# WHAT TO DO:
For the entries below, state how many lines include the string "correlated", and write nothing besides that number.

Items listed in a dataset
---
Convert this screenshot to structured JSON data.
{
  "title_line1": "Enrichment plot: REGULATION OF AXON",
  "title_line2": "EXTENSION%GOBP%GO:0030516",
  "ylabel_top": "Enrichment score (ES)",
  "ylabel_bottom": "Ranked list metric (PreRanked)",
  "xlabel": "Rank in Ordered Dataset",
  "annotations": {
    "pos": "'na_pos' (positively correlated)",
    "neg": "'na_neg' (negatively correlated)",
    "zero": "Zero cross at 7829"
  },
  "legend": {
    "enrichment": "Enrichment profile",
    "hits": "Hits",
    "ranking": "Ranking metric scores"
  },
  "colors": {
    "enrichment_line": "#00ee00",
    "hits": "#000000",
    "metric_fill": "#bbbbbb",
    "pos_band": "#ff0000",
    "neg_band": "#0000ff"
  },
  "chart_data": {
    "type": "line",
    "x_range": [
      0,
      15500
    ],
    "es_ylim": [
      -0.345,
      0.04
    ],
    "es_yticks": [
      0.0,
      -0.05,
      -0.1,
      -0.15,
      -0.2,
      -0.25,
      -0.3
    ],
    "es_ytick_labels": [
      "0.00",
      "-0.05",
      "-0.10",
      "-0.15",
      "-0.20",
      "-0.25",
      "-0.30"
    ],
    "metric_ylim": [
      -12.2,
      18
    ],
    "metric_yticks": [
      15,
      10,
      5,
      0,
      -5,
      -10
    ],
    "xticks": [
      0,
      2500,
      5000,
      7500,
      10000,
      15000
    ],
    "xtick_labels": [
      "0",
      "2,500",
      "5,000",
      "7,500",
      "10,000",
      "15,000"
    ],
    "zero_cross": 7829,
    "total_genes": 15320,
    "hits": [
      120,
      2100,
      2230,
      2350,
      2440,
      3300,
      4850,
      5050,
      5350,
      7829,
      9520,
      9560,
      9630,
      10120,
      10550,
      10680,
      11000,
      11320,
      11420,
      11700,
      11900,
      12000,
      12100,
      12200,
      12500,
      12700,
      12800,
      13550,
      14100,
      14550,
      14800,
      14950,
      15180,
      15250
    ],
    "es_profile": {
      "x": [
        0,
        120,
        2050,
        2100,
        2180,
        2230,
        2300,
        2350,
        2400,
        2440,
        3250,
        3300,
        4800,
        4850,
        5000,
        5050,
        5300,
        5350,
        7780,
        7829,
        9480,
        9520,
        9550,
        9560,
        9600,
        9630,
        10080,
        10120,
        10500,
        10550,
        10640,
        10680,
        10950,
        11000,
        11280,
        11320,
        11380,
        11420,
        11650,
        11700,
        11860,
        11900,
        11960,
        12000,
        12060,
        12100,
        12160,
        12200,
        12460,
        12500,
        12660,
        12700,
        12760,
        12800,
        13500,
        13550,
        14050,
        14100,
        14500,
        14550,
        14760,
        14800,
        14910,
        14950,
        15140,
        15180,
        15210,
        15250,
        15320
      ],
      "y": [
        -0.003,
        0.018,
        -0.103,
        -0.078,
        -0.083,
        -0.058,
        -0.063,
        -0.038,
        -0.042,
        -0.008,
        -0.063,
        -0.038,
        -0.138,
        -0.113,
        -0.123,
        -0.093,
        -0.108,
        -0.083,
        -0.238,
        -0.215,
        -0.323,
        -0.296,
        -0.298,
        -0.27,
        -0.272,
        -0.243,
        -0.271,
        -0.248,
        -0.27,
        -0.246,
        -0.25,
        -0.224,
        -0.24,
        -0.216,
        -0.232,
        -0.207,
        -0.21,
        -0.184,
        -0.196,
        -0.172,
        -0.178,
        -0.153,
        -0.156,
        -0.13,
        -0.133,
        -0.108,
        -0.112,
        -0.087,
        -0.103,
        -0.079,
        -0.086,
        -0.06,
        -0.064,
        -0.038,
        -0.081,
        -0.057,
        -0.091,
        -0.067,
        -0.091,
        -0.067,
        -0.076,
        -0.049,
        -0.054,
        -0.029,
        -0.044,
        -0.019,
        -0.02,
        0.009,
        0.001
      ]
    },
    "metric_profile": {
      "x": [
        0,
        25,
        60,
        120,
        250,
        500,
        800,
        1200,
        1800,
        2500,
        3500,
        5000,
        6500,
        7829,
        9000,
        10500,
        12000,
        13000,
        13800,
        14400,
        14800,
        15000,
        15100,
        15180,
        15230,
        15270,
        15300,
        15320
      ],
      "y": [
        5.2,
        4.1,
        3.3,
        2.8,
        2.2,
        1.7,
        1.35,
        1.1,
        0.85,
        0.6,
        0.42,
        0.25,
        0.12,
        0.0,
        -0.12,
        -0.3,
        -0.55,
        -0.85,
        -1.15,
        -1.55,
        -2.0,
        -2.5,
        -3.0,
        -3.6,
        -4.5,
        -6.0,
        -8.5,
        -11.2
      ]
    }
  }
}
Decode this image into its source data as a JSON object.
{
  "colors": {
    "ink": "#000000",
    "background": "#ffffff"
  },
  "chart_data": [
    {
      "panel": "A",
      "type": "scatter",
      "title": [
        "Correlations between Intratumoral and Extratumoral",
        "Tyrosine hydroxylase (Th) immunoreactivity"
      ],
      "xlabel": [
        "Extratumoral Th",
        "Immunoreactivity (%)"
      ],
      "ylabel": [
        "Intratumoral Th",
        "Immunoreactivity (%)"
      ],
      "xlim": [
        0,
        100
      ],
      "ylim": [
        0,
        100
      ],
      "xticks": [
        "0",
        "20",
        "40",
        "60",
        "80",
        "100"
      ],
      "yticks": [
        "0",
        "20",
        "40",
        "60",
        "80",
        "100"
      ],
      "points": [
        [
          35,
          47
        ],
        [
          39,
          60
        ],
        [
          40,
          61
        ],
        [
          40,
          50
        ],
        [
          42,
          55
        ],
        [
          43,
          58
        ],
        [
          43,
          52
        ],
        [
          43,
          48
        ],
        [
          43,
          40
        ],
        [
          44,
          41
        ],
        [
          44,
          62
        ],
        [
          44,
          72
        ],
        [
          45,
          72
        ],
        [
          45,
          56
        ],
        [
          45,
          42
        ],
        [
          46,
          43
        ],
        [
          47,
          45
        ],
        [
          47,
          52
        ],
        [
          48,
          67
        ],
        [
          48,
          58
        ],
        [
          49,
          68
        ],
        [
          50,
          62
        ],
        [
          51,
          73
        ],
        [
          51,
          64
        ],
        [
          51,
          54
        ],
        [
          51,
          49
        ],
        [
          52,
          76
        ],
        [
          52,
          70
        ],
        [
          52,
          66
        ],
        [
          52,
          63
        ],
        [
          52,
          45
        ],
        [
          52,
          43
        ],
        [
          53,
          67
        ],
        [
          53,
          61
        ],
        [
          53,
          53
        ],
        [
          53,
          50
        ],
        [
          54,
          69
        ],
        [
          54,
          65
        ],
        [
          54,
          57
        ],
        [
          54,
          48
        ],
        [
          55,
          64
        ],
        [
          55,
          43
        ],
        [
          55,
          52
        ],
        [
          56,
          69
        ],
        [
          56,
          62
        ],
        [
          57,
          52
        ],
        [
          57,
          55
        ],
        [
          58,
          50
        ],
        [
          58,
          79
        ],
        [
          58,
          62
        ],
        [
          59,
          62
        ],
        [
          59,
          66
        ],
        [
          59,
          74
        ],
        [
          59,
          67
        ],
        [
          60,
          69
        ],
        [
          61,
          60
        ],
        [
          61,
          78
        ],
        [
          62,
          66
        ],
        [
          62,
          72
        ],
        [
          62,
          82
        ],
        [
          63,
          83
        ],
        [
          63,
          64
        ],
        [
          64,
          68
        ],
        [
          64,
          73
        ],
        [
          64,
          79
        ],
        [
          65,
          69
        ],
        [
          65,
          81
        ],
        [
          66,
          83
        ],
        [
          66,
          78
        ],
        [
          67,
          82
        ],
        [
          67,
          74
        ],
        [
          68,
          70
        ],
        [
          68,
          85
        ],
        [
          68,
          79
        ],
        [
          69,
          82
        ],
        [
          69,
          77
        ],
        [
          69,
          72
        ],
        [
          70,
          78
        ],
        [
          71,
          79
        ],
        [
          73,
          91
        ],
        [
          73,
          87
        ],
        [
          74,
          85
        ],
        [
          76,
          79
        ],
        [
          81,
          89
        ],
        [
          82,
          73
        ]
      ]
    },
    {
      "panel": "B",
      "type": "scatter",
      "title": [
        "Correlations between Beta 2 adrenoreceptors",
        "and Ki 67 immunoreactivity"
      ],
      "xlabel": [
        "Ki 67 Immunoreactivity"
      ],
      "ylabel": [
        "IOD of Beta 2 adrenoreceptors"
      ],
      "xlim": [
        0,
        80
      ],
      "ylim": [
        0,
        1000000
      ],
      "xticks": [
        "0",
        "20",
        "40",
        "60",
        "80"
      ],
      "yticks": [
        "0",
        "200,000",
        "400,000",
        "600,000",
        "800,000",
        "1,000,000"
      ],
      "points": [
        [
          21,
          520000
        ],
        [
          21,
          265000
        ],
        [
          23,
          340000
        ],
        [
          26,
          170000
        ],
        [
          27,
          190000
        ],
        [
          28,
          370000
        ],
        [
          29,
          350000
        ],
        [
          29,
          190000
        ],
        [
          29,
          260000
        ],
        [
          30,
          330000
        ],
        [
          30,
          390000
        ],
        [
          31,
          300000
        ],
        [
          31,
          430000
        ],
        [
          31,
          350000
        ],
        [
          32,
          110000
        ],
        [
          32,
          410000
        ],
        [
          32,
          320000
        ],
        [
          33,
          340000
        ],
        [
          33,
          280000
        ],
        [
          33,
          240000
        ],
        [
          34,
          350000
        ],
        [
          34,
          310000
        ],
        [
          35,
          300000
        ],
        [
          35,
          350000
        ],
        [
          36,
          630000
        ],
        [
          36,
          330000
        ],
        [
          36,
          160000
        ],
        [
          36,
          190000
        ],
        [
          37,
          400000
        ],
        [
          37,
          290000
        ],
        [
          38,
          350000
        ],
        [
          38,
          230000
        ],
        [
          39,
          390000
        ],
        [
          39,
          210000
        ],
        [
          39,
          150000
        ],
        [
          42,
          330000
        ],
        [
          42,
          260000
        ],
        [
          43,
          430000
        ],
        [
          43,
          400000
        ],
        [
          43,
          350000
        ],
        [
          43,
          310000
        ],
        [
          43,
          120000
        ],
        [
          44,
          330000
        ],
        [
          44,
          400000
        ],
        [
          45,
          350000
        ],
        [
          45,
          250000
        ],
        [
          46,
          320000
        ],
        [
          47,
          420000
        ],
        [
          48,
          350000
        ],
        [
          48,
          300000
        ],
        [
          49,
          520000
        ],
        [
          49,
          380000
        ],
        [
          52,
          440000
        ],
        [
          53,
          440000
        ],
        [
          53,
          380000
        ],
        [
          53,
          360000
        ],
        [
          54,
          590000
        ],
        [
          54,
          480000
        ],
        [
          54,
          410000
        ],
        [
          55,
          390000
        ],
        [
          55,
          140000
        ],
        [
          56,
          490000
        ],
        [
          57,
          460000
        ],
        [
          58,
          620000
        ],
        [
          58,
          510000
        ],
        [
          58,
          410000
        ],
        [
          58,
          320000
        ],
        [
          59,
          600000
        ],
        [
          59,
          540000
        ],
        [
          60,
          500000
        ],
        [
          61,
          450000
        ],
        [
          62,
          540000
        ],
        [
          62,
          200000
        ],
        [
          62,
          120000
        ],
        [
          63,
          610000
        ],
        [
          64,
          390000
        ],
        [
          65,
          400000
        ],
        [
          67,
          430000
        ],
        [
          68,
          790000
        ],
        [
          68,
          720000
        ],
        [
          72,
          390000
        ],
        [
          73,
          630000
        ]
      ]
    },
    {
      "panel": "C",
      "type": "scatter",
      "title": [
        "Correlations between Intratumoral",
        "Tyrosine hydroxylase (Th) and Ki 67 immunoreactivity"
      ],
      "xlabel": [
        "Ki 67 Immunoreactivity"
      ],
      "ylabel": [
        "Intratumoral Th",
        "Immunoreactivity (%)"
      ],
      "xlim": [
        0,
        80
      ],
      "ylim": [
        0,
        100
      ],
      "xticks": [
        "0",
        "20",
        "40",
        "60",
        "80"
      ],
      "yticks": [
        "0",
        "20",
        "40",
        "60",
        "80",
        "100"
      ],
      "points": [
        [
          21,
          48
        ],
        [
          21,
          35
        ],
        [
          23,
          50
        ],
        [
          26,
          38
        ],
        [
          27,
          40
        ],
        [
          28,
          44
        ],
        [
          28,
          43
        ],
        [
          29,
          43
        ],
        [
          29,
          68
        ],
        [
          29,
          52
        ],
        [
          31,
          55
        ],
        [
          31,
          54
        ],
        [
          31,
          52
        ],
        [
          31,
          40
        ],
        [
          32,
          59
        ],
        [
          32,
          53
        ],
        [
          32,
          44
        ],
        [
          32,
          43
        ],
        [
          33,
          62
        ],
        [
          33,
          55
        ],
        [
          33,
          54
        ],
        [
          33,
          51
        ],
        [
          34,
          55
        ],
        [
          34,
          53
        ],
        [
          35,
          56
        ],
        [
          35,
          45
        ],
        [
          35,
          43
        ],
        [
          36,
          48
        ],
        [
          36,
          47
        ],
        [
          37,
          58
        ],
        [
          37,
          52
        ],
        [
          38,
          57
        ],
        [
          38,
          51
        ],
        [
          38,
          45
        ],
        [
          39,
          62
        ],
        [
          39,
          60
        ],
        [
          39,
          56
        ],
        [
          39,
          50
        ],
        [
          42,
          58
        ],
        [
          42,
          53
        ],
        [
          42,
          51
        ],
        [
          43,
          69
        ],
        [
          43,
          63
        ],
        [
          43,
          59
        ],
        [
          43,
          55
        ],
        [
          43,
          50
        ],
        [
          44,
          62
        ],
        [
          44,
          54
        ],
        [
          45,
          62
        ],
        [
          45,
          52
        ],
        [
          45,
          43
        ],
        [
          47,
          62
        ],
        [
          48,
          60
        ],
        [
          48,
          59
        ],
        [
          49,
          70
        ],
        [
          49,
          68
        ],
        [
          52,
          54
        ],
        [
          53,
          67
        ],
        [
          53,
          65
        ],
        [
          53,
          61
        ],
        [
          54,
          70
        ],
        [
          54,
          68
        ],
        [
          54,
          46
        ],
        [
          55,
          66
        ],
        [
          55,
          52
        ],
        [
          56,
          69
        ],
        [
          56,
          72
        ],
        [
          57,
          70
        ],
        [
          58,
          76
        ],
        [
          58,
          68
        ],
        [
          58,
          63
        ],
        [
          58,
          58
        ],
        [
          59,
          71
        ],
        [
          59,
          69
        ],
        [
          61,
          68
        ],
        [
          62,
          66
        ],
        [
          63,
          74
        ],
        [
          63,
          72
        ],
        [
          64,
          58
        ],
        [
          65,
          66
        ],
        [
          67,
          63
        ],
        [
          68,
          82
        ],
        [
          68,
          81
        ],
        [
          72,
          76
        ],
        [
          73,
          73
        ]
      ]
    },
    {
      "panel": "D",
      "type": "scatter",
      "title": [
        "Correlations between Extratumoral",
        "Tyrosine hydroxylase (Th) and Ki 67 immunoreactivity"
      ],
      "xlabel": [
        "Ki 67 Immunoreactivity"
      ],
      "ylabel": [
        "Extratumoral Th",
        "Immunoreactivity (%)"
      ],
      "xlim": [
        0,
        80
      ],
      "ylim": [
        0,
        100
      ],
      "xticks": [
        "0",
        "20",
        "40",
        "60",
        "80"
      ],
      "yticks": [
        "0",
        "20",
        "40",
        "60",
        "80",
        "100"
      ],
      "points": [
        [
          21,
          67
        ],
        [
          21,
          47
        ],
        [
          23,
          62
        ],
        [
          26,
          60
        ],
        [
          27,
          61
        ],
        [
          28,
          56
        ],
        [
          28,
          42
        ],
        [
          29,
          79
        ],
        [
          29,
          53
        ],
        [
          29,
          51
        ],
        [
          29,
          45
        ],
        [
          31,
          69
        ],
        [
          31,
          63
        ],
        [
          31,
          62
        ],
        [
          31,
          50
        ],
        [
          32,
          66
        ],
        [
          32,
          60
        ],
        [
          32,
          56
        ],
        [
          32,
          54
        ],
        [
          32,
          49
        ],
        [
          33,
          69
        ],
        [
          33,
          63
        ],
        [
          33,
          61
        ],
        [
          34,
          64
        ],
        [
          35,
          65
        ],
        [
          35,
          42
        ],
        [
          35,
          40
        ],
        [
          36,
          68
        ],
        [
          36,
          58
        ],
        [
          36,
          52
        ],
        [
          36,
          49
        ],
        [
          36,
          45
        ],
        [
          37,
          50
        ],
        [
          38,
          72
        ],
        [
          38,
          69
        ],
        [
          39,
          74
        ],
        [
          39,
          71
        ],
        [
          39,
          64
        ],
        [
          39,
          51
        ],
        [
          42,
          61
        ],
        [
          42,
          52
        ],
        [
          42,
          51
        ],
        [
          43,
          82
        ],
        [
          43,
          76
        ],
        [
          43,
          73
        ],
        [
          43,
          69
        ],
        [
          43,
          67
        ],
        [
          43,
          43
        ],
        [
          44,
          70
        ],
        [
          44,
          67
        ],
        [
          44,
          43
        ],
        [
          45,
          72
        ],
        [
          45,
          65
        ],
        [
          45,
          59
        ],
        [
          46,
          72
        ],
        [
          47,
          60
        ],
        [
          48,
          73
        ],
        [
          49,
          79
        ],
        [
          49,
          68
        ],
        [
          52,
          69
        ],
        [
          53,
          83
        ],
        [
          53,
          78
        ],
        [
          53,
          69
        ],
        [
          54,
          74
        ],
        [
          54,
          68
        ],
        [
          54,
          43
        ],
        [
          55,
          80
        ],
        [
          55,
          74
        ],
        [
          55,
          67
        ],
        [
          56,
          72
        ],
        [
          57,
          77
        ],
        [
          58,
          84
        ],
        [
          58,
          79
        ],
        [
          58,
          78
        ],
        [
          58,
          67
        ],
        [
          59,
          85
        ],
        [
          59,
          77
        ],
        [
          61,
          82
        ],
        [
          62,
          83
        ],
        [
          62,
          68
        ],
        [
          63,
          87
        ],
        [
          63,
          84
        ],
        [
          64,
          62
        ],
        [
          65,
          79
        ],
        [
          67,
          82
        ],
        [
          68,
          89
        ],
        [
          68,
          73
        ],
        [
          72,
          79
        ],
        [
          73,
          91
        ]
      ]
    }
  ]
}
---
# RESPONSE TO THE EXERCISE:
2